++++ THE DATA ++++

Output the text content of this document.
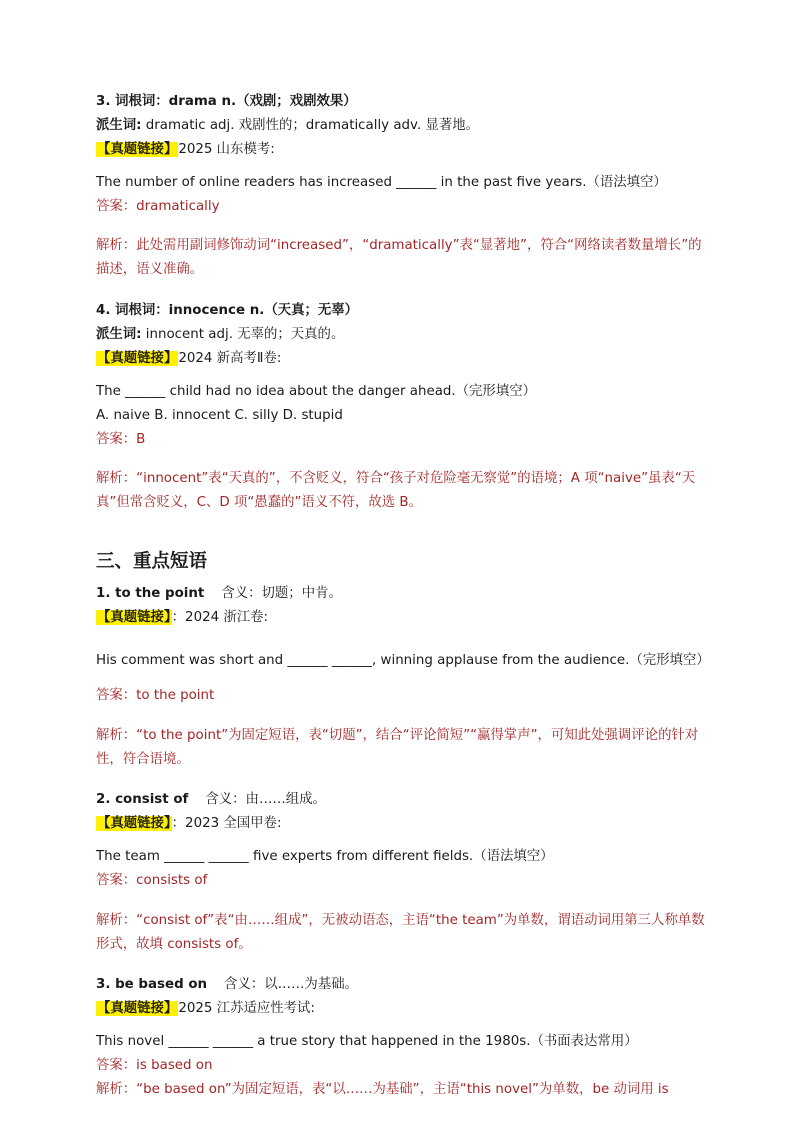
3. 词根词：drama n.（戏剧；戏剧效果）

派生词: dramatic adj. 戏剧性的；dramatically adv. 显著地。

【真题链接】2025 山东模考:

The number of online readers has increased ______ in the past five years.（语法填空）

答案：dramatically

解析：此处需用副词修饰动词“increased”，“dramatically”表“显著地”，符合“网络读者数量增长”的描述，语义准确。

4. 词根词：innocence n.（天真；无辜）

派生词: innocent adj. 无辜的；天真的。

【真题链接】2024 新高考Ⅱ卷:

The ______ child had no idea about the danger ahead.（完形填空）

A. naive B. innocent C. silly D. stupid

答案：B

解析：“innocent”表“天真的”，不含贬义，符合“孩子对危险毫无察觉”的语境；A 项“naive”虽表“天真”但常含贬义，C、D 项“愚蠢的”语义不符，故选 B。

三、重点短语

1. to the point    含义：切题；中肯。

【真题链接】：2024 浙江卷:

His comment was short and ______ ______, winning applause from the audience.（完形填空）

答案：to the point

解析：“to the point”为固定短语，表“切题”，结合“评论简短”“赢得掌声”，可知此处强调评论的针对性，符合语境。

2. consist of    含义：由……组成。

【真题链接】：2023 全国甲卷:

The team ______ ______ five experts from different fields.（语法填空）

答案：consists of

解析：“consist of”表“由……组成”，无被动语态，主语“the team”为单数，谓语动词用第三人称单数形式，故填 consists of。

3. be based on    含义：以……为基础。

【真题链接】2025 江苏适应性考试:

This novel ______ ______ a true story that happened in the 1980s.（书面表达常用）

答案：is based on

解析：“be based on”为固定短语，表“以……为基础”，主语“this novel”为单数，be 动词用 is
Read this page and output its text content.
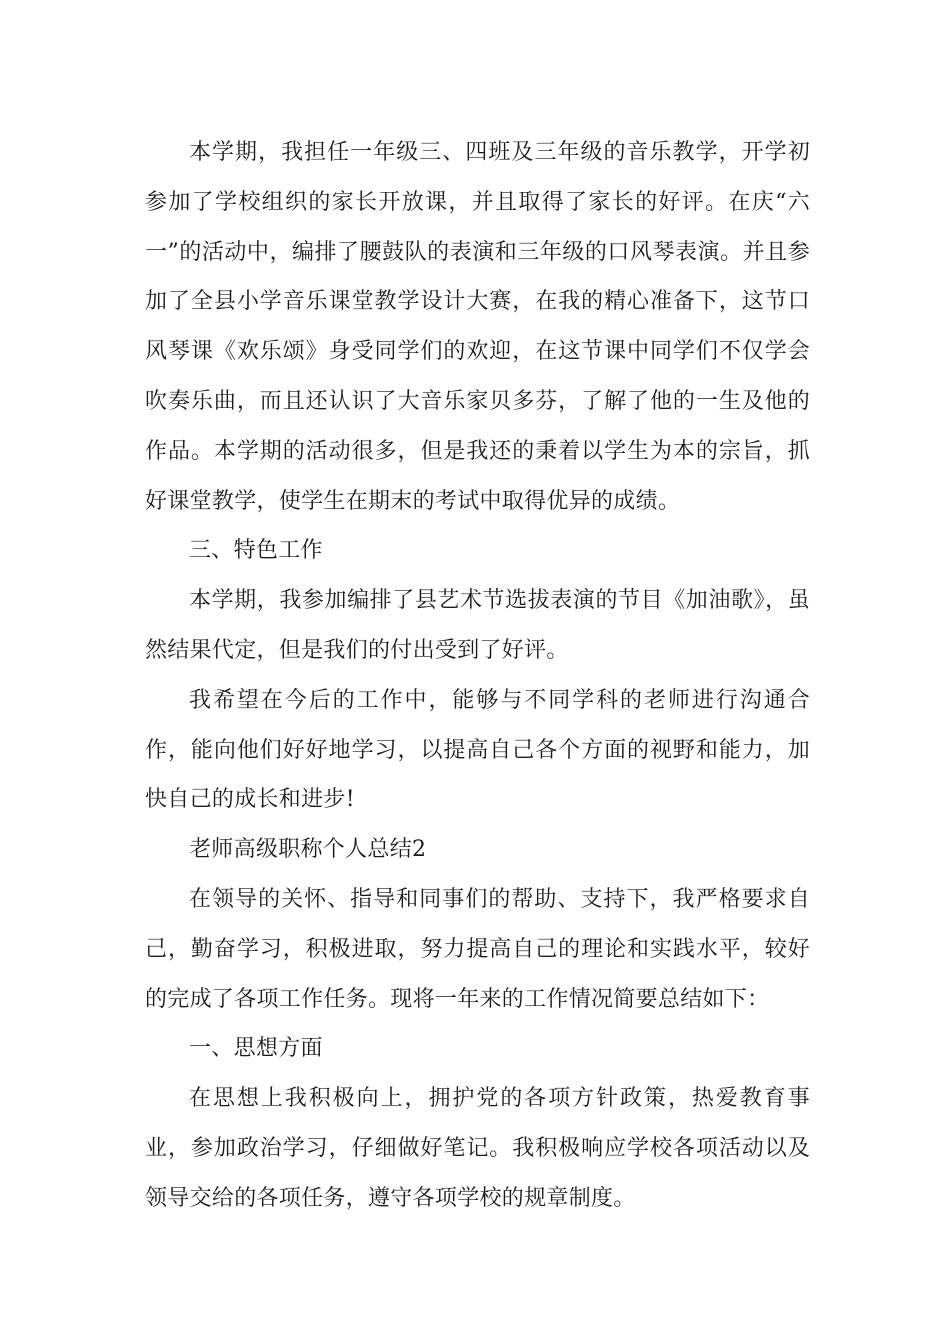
本学期，我担任一年级三、四班及三年级的音乐教学，开学初参加了学校组织的家长开放课，并且取得了家长的好评。在庆“六一”的活动中，编排了腰鼓队的表演和三年级的口风琴表演。并且参加了全县小学音乐课堂教学设计大赛，在我的精心准备下，这节口风琴课《欢乐颂》身受同学们的欢迎，在这节课中同学们不仅学会吹奏乐曲，而且还认识了大音乐家贝多芬，了解了他的一生及他的作品。本学期的活动很多，但是我还的秉着以学生为本的宗旨，抓好课堂教学，使学生在期末的考试中取得优异的成绩。

三、特色工作

本学期，我参加编排了县艺术节选拔表演的节目《加油歌》，虽然结果代定，但是我们的付出受到了好评。

我希望在今后的工作中，能够与不同学科的老师进行沟通合作，能向他们好好地学习，以提高自己各个方面的视野和能力，加快自己的成长和进步!

老师高级职称个人总结2

在领导的关怀、指导和同事们的帮助、支持下，我严格要求自己，勤奋学习，积极进取，努力提高自己的理论和实践水平，较好的完成了各项工作任务。现将一年来的工作情况简要总结如下：

一、思想方面

在思想上我积极向上，拥护党的各项方针政策，热爱教育事业，参加政治学习，仔细做好笔记。我积极响应学校各项活动以及领导交给的各项任务，遵守各项学校的规章制度。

++++

| EXERCISE DESCRIPTION |
Repeat all of the entries word for word, but omit the pictures.

| RESPONSE BELOW |
Output the text content of this document.
3. 词根词：drama n.（戏剧；戏剧效果）

派生词: dramatic adj. 戏剧性的；dramatically adv. 显著地。

【真题链接】2025 山东模考:

The number of online readers has increased ______ in the past five years.（语法填空）

答案：dramatically

解析：此处需用副词修饰动词“increased”，“dramatically”表“显著地”，符合“网络读者数量增长”的描述，语义准确。

4. 词根词：innocence n.（天真；无辜）

派生词: innocent adj. 无辜的；天真的。

【真题链接】2024 新高考Ⅱ卷:

The ______ child had no idea about the danger ahead.（完形填空）

A. naive B. innocent C. silly D. stupid

答案：B

解析：“innocent”表“天真的”，不含贬义，符合“孩子对危险毫无察觉”的语境；A 项“naive”虽表“天真”但常含贬义，C、D 项“愚蠢的”语义不符，故选 B。

三、重点短语

1. to the point    含义：切题；中肯。

【真题链接】：2024 浙江卷:

His comment was short and ______ ______, winning applause from the audience.（完形填空）

答案：to the point

解析：“to the point”为固定短语，表“切题”，结合“评论简短”“赢得掌声”，可知此处强调评论的针对性，符合语境。

2. consist of    含义：由……组成。

【真题链接】：2023 全国甲卷:

The team ______ ______ five experts from different fields.（语法填空）

答案：consists of

解析：“consist of”表“由……组成”，无被动语态，主语“the team”为单数，谓语动词用第三人称单数形式，故填 consists of。

3. be based on    含义：以……为基础。

【真题链接】2025 江苏适应性考试:

This novel ______ ______ a true story that happened in the 1980s.（书面表达常用）

答案：is based on

解析：“be based on”为固定短语，表“以……为基础”，主语“this novel”为单数，be 动词用 is
Read this page and output its text content.
本学期，我担任一年级三、四班及三年级的音乐教学，开学初参加了学校组织的家长开放课，并且取得了家长的好评。在庆“六一”的活动中，编排了腰鼓队的表演和三年级的口风琴表演。并且参加了全县小学音乐课堂教学设计大赛，在我的精心准备下，这节口风琴课《欢乐颂》身受同学们的欢迎，在这节课中同学们不仅学会吹奏乐曲，而且还认识了大音乐家贝多芬，了解了他的一生及他的作品。本学期的活动很多，但是我还的秉着以学生为本的宗旨，抓好课堂教学，使学生在期末的考试中取得优异的成绩。

三、特色工作

本学期，我参加编排了县艺术节选拔表演的节目《加油歌》，虽然结果代定，但是我们的付出受到了好评。

我希望在今后的工作中，能够与不同学科的老师进行沟通合作，能向他们好好地学习，以提高自己各个方面的视野和能力，加快自己的成长和进步!

老师高级职称个人总结2

在领导的关怀、指导和同事们的帮助、支持下，我严格要求自己，勤奋学习，积极进取，努力提高自己的理论和实践水平，较好的完成了各项工作任务。现将一年来的工作情况简要总结如下：

一、思想方面

在思想上我积极向上，拥护党的各项方针政策，热爱教育事业，参加政治学习，仔细做好笔记。我积极响应学校各项活动以及领导交给的各项任务，遵守各项学校的规章制度。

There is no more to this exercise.